I think this theory is as plausible as the suicide theory, and the botched hijack theory. Something extraordinary happened to this flight.

Posted

Most of the resistance to this theory is that the backlash would be too harsh. Or that it would have been illegal. However American (and other countries) counterintelligence agencies have been doing shocking unimaginable things for a very long time. They are very good at handling backlash as things begin to unravel.

Here is a little light reading on the CIA's past Link. There is better, more officially documented stuff out there, but I have to go to work.

I am not sold on any theory, but I do not accept your reasons that this one is impossible.

Posted

^Once again, why would China hijack a plane heading to China?

'Cause if they drag someone(s) off the plane in Beijing, it makes the news and creates an international incident.

Posted
It's at least reassuring that over the years, with thousands of man hours and millions of dollars invested on R&D by the boffins at Curtin University, Perth, those culminate efforts have resulted in the miraculous technical advance and aid to mankind of a machine that can detect "a dull oomph!"
Priceless!

I'm sure they used the machine that goes "Ping" as well!

→ Task 1: Reproduce the passage of the forum discussion about the vanished flight word for word, starting at "Most of the" and ending at "an international incident.".
→ Task 2: Write the next part of the forum discussion about the vanished flight, picking up after its final post.

→ Entries:

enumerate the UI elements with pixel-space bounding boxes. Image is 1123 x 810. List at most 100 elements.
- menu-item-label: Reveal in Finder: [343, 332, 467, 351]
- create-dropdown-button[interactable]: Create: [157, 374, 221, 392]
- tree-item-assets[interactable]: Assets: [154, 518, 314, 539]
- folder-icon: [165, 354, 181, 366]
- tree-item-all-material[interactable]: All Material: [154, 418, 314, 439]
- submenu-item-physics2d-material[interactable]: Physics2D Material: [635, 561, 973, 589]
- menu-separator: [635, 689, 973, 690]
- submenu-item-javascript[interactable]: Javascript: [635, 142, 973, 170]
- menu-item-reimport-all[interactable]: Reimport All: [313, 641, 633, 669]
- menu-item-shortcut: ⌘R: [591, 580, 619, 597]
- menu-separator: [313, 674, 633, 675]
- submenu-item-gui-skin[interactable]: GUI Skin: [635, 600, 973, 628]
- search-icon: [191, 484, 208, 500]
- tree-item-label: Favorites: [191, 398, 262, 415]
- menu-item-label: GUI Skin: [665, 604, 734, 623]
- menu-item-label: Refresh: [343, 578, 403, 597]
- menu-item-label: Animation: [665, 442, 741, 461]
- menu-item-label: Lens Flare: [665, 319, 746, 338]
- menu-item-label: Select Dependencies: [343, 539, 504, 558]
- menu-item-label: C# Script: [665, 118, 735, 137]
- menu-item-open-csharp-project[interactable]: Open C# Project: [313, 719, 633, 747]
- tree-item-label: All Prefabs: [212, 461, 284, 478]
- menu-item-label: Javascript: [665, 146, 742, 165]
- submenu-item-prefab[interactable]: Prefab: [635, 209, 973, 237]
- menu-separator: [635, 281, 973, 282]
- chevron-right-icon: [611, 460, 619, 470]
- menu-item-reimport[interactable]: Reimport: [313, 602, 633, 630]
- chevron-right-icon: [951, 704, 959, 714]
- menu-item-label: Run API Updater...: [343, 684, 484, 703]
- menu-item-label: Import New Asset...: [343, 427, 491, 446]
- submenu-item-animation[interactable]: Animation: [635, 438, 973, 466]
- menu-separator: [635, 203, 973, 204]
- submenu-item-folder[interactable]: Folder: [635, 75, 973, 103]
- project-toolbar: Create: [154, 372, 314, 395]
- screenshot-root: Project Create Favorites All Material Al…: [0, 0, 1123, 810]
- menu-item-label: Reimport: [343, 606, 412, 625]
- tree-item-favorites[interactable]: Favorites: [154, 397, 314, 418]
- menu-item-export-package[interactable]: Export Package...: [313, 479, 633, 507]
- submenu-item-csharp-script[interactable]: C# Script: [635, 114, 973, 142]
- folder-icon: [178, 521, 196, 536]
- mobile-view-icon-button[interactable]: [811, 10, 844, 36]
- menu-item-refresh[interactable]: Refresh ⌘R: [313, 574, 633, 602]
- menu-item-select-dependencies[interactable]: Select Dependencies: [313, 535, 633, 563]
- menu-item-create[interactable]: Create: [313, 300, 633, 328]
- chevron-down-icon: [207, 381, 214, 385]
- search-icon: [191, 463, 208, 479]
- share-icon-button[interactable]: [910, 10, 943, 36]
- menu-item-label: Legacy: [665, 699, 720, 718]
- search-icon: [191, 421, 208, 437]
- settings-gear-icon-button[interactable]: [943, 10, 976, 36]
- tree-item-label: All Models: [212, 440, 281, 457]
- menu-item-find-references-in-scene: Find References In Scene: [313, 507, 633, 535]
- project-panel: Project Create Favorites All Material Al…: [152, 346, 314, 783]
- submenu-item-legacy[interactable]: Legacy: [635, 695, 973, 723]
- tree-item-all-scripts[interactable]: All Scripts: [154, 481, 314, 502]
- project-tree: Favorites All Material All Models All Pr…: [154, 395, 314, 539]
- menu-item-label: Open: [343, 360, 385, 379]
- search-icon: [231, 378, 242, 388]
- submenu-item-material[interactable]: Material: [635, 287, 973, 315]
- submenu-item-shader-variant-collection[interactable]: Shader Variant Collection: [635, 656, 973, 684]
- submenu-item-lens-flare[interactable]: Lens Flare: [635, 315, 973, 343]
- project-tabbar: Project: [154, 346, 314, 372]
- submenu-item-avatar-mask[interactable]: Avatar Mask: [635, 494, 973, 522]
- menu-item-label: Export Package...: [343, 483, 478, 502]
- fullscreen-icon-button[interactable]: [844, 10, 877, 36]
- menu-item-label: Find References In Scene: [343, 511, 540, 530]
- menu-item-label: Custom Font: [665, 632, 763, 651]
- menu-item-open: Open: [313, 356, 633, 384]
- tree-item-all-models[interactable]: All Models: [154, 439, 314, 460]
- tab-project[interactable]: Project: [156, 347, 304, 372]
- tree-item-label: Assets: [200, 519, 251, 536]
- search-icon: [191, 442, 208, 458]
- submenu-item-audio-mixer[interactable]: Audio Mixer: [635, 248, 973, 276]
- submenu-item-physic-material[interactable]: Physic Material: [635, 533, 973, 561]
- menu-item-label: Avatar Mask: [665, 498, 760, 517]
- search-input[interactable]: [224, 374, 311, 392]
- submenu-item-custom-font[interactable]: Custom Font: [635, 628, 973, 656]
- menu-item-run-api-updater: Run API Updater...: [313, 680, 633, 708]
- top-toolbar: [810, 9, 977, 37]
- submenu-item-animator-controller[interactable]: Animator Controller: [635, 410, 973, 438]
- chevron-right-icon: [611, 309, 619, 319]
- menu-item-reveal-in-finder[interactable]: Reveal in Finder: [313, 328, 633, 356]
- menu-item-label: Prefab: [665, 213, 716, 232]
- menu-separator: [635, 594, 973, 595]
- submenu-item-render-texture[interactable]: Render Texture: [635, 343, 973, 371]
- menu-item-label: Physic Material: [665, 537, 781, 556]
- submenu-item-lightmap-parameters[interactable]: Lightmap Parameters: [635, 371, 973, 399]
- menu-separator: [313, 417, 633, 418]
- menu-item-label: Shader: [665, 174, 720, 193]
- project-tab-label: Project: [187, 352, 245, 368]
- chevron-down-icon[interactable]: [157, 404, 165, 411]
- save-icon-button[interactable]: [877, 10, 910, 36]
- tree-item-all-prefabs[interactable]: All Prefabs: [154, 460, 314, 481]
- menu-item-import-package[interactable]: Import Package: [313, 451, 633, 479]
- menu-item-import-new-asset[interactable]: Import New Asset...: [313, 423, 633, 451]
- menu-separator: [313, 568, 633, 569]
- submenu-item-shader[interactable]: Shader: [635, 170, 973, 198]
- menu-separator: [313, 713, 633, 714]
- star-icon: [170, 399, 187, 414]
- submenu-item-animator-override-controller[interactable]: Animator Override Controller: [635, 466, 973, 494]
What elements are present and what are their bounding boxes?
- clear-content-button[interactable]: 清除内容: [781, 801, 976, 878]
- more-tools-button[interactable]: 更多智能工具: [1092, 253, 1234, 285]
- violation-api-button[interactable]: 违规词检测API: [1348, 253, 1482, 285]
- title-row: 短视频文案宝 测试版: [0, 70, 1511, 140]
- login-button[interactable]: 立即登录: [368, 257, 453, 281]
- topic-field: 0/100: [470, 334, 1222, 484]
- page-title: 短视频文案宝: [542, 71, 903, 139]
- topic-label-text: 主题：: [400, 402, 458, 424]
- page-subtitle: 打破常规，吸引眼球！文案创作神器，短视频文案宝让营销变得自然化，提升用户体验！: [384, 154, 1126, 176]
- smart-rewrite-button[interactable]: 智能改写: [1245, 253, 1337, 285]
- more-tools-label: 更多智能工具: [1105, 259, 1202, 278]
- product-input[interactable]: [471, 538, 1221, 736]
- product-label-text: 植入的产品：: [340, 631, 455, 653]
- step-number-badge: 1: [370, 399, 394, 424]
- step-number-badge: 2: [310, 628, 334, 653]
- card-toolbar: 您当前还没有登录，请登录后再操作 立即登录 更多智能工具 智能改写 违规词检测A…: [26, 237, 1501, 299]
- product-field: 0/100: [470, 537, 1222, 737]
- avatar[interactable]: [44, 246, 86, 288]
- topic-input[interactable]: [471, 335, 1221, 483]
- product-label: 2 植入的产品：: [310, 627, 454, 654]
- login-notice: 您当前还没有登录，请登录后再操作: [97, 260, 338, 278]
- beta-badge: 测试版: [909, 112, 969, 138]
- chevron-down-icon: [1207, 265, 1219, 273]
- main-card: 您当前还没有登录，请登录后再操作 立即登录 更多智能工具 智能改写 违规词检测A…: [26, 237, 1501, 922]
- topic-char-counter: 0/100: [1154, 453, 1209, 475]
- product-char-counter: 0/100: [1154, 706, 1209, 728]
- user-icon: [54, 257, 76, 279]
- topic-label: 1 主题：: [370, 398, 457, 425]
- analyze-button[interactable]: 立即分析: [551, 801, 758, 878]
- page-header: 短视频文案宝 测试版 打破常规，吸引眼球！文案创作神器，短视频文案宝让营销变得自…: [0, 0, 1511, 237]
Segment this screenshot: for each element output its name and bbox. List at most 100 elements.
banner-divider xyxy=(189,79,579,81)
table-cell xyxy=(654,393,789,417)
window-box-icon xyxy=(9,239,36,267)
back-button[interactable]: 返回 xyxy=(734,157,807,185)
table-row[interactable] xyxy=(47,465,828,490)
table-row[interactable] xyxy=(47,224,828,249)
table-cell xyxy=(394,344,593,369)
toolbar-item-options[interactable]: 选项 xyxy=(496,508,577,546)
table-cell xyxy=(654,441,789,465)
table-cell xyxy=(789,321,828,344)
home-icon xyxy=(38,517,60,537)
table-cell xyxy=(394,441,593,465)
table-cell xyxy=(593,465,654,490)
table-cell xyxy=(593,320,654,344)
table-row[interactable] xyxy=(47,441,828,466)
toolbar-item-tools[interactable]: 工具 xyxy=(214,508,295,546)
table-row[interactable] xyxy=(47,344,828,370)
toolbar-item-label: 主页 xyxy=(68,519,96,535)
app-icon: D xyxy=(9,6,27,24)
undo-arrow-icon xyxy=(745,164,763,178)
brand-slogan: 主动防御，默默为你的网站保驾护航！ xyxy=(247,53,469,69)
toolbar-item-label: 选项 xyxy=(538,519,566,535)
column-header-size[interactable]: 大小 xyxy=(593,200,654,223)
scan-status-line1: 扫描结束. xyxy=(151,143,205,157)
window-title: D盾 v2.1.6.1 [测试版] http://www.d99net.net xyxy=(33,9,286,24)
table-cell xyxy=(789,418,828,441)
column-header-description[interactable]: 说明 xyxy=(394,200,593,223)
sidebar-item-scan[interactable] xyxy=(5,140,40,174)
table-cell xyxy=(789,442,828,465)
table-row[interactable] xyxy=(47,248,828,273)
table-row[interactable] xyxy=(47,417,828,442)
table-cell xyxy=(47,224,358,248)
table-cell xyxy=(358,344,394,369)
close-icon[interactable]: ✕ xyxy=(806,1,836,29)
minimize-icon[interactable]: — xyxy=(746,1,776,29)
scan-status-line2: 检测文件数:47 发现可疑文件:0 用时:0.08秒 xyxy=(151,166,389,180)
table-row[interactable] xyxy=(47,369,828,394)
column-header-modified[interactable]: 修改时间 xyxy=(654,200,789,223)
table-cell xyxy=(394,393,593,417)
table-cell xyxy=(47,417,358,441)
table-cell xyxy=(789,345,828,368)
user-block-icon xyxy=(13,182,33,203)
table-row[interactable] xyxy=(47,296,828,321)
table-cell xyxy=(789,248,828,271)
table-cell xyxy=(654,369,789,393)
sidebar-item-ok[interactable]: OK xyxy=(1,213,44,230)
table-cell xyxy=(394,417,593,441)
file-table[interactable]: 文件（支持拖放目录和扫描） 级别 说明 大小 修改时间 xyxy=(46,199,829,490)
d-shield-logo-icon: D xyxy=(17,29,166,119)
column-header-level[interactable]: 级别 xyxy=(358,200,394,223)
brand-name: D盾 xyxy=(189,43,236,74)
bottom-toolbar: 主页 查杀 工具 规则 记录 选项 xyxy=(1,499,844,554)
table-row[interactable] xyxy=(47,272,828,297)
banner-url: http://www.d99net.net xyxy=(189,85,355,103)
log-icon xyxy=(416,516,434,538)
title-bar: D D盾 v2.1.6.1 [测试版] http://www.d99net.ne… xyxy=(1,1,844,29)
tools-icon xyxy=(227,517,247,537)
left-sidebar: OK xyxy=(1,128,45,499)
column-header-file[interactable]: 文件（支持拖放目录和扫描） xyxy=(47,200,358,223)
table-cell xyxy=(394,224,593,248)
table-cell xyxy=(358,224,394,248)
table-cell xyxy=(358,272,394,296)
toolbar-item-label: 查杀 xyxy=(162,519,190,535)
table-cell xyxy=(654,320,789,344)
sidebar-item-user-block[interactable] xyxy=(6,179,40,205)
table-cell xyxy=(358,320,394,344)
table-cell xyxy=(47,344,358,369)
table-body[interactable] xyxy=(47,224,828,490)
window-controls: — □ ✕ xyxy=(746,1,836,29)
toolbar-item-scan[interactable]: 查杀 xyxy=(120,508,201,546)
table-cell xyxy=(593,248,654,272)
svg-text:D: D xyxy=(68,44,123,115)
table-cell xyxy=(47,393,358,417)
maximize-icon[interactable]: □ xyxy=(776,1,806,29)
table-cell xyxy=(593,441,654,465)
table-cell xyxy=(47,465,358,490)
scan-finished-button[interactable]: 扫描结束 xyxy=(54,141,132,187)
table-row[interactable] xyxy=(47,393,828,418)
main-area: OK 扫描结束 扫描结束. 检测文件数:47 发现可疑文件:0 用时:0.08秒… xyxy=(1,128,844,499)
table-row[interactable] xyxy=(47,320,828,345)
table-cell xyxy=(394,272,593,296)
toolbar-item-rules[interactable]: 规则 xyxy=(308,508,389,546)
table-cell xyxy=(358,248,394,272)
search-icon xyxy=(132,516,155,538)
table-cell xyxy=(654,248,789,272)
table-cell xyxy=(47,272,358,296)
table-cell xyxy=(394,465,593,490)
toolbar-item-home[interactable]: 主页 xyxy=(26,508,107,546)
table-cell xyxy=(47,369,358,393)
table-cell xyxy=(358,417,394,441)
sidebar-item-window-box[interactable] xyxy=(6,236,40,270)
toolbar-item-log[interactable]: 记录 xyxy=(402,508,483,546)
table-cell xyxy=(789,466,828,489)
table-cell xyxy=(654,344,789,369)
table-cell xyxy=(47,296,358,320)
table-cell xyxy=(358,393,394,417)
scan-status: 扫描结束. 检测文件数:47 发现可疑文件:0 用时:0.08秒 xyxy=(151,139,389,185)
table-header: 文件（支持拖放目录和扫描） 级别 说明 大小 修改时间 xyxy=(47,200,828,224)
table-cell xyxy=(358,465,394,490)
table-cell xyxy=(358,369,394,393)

→ Task output 1:
Most of the resistance to this theory is that the backlash would be too harsh. Or that it would have been illegal. However American (and other countries) counterintelligence agencies have been doing shocking unimaginable things for a very long time. They are very good at handling backlash as things begin to unravel.

Here is a little light reading on the CIA's past Link. There is better, more officially documented stuff out there, but I have to go to work.

I am not sold on any theory, but I do not accept your reasons that this one is impossible.

Posted

^Once again, why would China hijack a plane heading to China?

'Cause if they drag someone(s) off the plane in Beijing, it makes the news and creates an international incident.

→ Task output 2:
Really, this whole thing got to be an April wind-up.

Posted

Another thing that surprises me is that they haven't offered a $20 Million reward for finding the plane.

They seem to have spent 4-5x that much for search operations to date, and have much more budgeted for the search going forward.

Another plausible (but not likely) scenario is that it crashed on land and the locals are scrounging through the wreckage to salvage whatever they can before officials come and take it away.

In any case, a $20 Million reward (and immunity from prosecution, and a new identity, perhaps) may possibly solve the mystery tomorrow. At the very least, you'd have a new sense of urgency from all the ships at sea, airplanes flying over, and satellite imagery guys. And maybe set off a bunch of private sector searches.

Posted

^Once again, why would China hijack a plane heading to China?

'Cause if they drag someone(s) off the plane in Beijing, it makes the news and creates an international incident.
Nutzoid. If China wanted someone coming in on a plane, they'd just tap him on the shoulder and say 'please come with us.'

As for CIA: sure, they've done many clandestine things. Some they've been caught for, like 'Bay of Pigs' or the Iran-Contra thing. But they're not imbeciles. Any official US involvement with the disappearance of that plane is ridiculous.

The most plausible scenario, which fits with the evidence, however scant, is:

Pilot suicide-mass murder, coupled with adept ditching at sea to leave as little debris trail as possible. Where? No one knows.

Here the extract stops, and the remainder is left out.